[Recorded data]
--- START ---
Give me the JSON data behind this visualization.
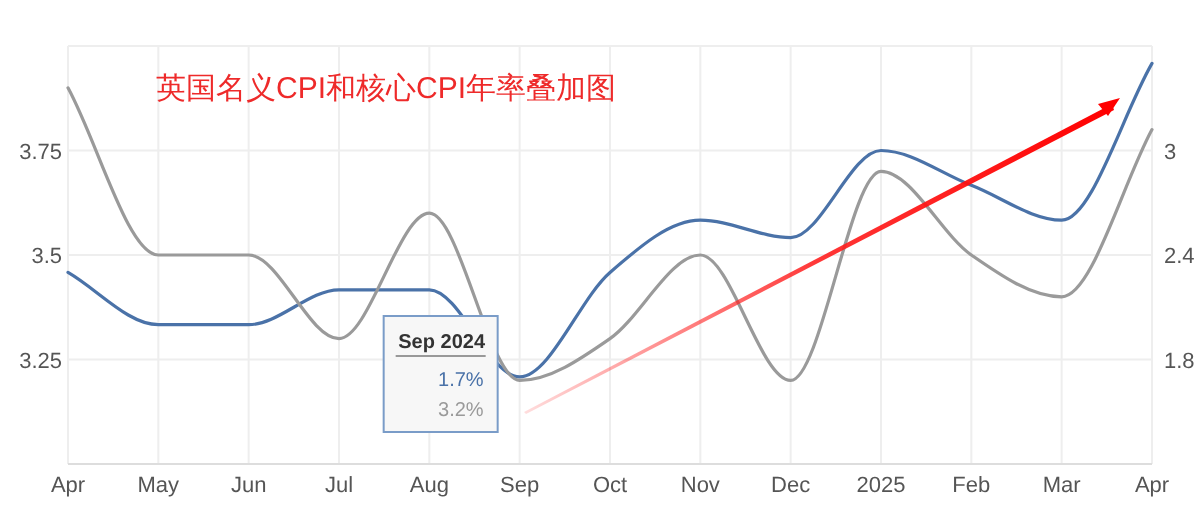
{
  "chart_data": {
    "type": "line",
    "title": "英国名义CPI和核心CPI年率叠加图",
    "categories": [
      "Apr",
      "May",
      "Jun",
      "Jul",
      "Aug",
      "Sep",
      "Oct",
      "Nov",
      "Dec",
      "2025",
      "Feb",
      "Mar",
      "Apr"
    ],
    "series": [
      {
        "color": "#4a72a8",
        "axis": "y2",
        "values": [
          2.3,
          2.0,
          2.0,
          2.2,
          2.2,
          1.7,
          2.3,
          2.6,
          2.5,
          3.0,
          2.8,
          2.6,
          3.5
        ]
      },
      {
        "color": "#9a9a9a",
        "values": [
          3.9,
          3.5,
          3.5,
          3.3,
          3.6,
          3.2,
          3.3,
          3.5,
          3.2,
          3.7,
          3.5,
          3.4,
          3.8
        ]
      }
    ],
    "ylim": [
      3.0,
      4.0
    ],
    "yticks": [
      {
        "value": 3.0,
        "label": null
      },
      3.25,
      3.5,
      3.75,
      {
        "value": 4.0,
        "label": null
      }
    ],
    "y2lim": [
      1.2,
      3.6
    ],
    "y2ticks": [
      1.8,
      2.4,
      3
    ],
    "grid": true,
    "marker": "none",
    "line_style": "solid",
    "annotations": [
      "Sep 2024",
      "1.7%",
      "3.2%"
    ]
  }
}
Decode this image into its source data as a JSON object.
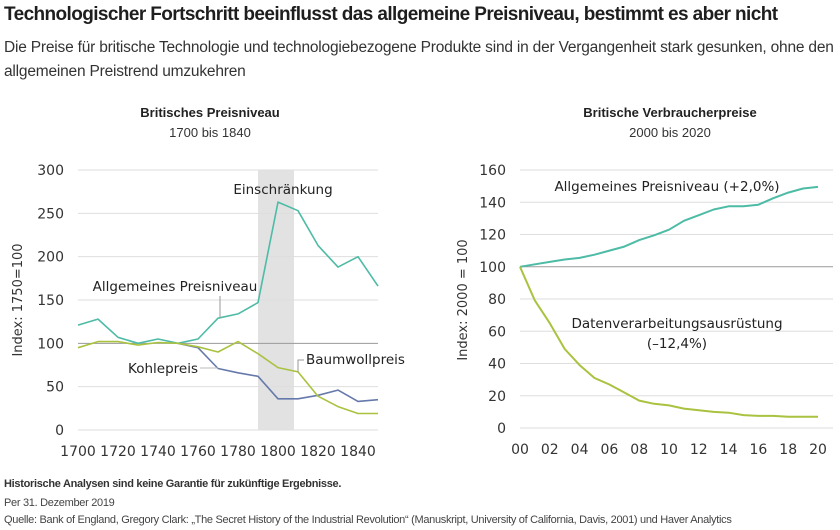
{
  "header": {
    "title": "Technologischer Fortschritt beeinflusst das allgemeine Preisniveau, bestimmt es aber nicht",
    "subtitle": "Die Preise für britische Technologie und technologiebezogene Produkte sind in der Vergangenheit stark gesunken, ohne den allgemeinen Preistrend umzukehren"
  },
  "colors": {
    "teal": "#4dbba6",
    "green": "#a9c23f",
    "blue": "#6679ab",
    "grid": "#dedede",
    "baseline": "#9a9a9a",
    "shade": "#e2e2e2"
  },
  "chart_data": [
    {
      "type": "line",
      "title": "Britisches Preisniveau",
      "subtitle": "1700 bis 1840",
      "xlabel": "",
      "ylabel": "Index: 1750=100",
      "xlim": [
        1700,
        1850
      ],
      "ylim": [
        0,
        300
      ],
      "grid": true,
      "x_ticks": [
        "1700",
        "1720",
        "1740",
        "1760",
        "1780",
        "1800",
        "1820",
        "1840"
      ],
      "y_ticks": [
        "0",
        "50",
        "100",
        "150",
        "200",
        "250",
        "300"
      ],
      "shaded_region": {
        "x": [
          1790,
          1808
        ],
        "label": "Einschränkung"
      },
      "x": [
        1700,
        1710,
        1720,
        1730,
        1740,
        1750,
        1760,
        1770,
        1780,
        1790,
        1800,
        1810,
        1820,
        1830,
        1840,
        1850
      ],
      "series": [
        {
          "name": "Allgemeines Preisniveau",
          "color_key": "teal",
          "values": [
            121,
            128,
            107,
            100,
            105,
            100,
            105,
            129,
            134,
            147,
            263,
            253,
            213,
            188,
            200,
            166
          ]
        },
        {
          "name": "Kohlepreis",
          "color_key": "blue",
          "values": [
            null,
            null,
            null,
            null,
            null,
            100,
            95,
            71,
            66,
            62,
            36,
            36,
            40,
            46,
            33,
            35
          ]
        },
        {
          "name": "Baumwollpreis",
          "color_key": "green",
          "values": [
            95,
            102,
            102,
            98,
            101,
            100,
            96,
            90,
            102,
            88,
            72,
            67,
            39,
            27,
            19,
            19
          ]
        }
      ],
      "annotations": [
        "Allgemeines Preisniveau",
        "Kohlepreis",
        "Baumwollpreis",
        "Einschränkung"
      ]
    },
    {
      "type": "line",
      "title": "Britische Verbraucherpreise",
      "subtitle": "2000 bis 2020",
      "xlabel": "",
      "ylabel": "Index: 2000 = 100",
      "xlim": [
        2000,
        2020
      ],
      "ylim": [
        0,
        160
      ],
      "grid": true,
      "x_ticks": [
        "00",
        "02",
        "04",
        "06",
        "08",
        "10",
        "12",
        "14",
        "16",
        "18",
        "20"
      ],
      "y_ticks": [
        "0",
        "20",
        "40",
        "60",
        "80",
        "100",
        "120",
        "140",
        "160"
      ],
      "x": [
        2000,
        2001,
        2002,
        2003,
        2004,
        2005,
        2006,
        2007,
        2008,
        2009,
        2010,
        2011,
        2012,
        2013,
        2014,
        2015,
        2016,
        2017,
        2018,
        2019,
        2020
      ],
      "series": [
        {
          "name": "Allgemeines Preisniveau (+2,0%)",
          "color_key": "teal",
          "values": [
            100,
            101.5,
            103,
            104.5,
            105.5,
            107.5,
            110,
            112.5,
            116.5,
            119.5,
            123,
            128.5,
            132,
            135.5,
            137.5,
            137.5,
            138.5,
            142.5,
            146,
            148.5,
            149.5
          ]
        },
        {
          "name": "Datenverarbeitungsausrüstung (–12,4%)",
          "color_key": "green",
          "values": [
            100,
            79,
            65,
            49,
            39,
            31,
            27,
            22,
            17,
            15,
            14,
            12,
            11,
            10,
            9.5,
            8,
            7.5,
            7.5,
            7,
            7,
            7
          ]
        }
      ],
      "annotations": [
        "Allgemeines Preisniveau (+2,0%)",
        "Datenverarbeitungsausrüstung",
        "(–12,4%)"
      ]
    }
  ],
  "labels": {
    "left_label_general": "Allgemeines Preisniveau",
    "left_label_coal": "Kohlepreis",
    "left_label_cotton": "Baumwollpreis",
    "left_label_restriction": "Einschränkung",
    "right_label_general": "Allgemeines Preisniveau (+2,0%)",
    "right_label_data_1": "Datenverarbeitungsausrüstung",
    "right_label_data_2": "(–12,4%)"
  },
  "footer": {
    "disclaimer": "Historische Analysen sind keine Garantie für zukünftige Ergebnisse.",
    "date": "Per 31. Dezember 2019",
    "source": "Quelle: Bank of England, Gregory Clark: „The Secret History of the Industrial Revolution“ (Manuskript, University of California, Davis, 2001) und Haver Analytics"
  }
}
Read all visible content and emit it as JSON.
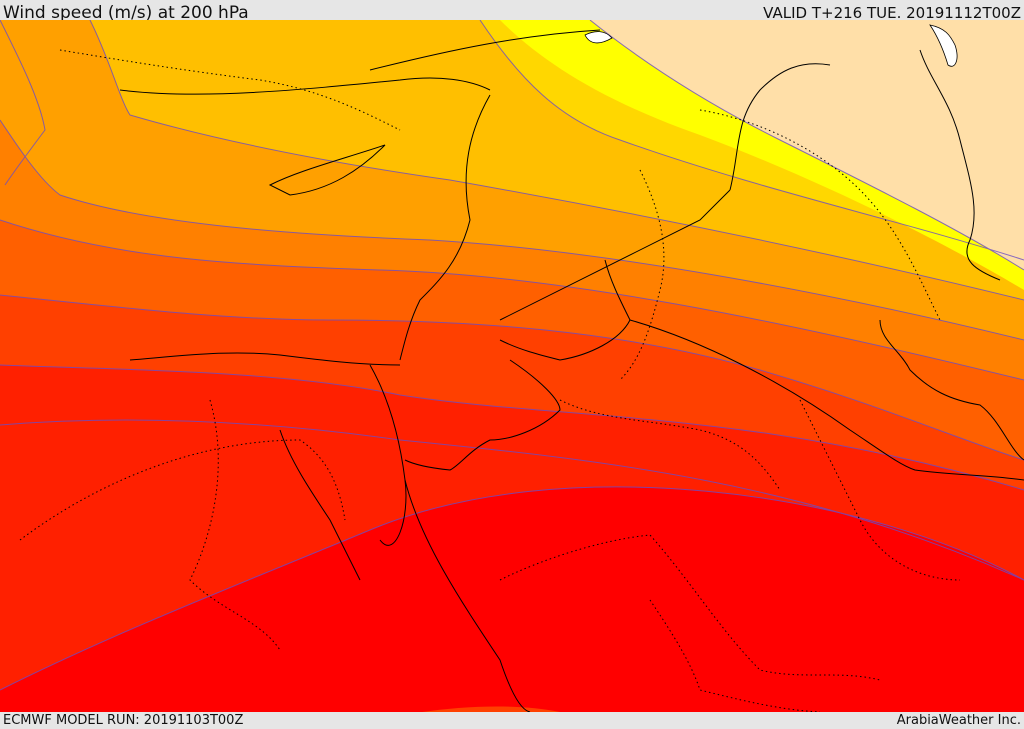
{
  "header": {
    "title": "Wind speed (m/s) at 200 hPa",
    "valid": "VALID T+216 TUE. 20191112T00Z"
  },
  "footer": {
    "model_run": "ECMWF MODEL RUN: 20191103T00Z",
    "credit": "ArabiaWeather Inc."
  },
  "colors": {
    "band_0": "#ffdfa8",
    "band_1": "#ffff00",
    "band_2": "#ffd700",
    "band_3": "#ffbf00",
    "band_4": "#ffa000",
    "band_5": "#ff8000",
    "band_6": "#ff6000",
    "band_7": "#ff4000",
    "band_8": "#ff2000",
    "band_9": "#ff0000",
    "contour": "#6a4cc6",
    "border": "#000000"
  }
}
--- END ---
● Exercise description
In the records above, locate the lines holding the word "Allgemeines". Copy each of them.

● Response
          "name": "Allgemeines Preisniveau",
        "Allgemeines Preisniveau",
          "name": "Allgemeines Preisniveau (+2,0%)",
        "Allgemeines Preisniveau (+2,0%)",
    "left_label_general": "Allgemeines Preisniveau",
    "right_label_general": "Allgemeines Preisniveau (+2,0%)",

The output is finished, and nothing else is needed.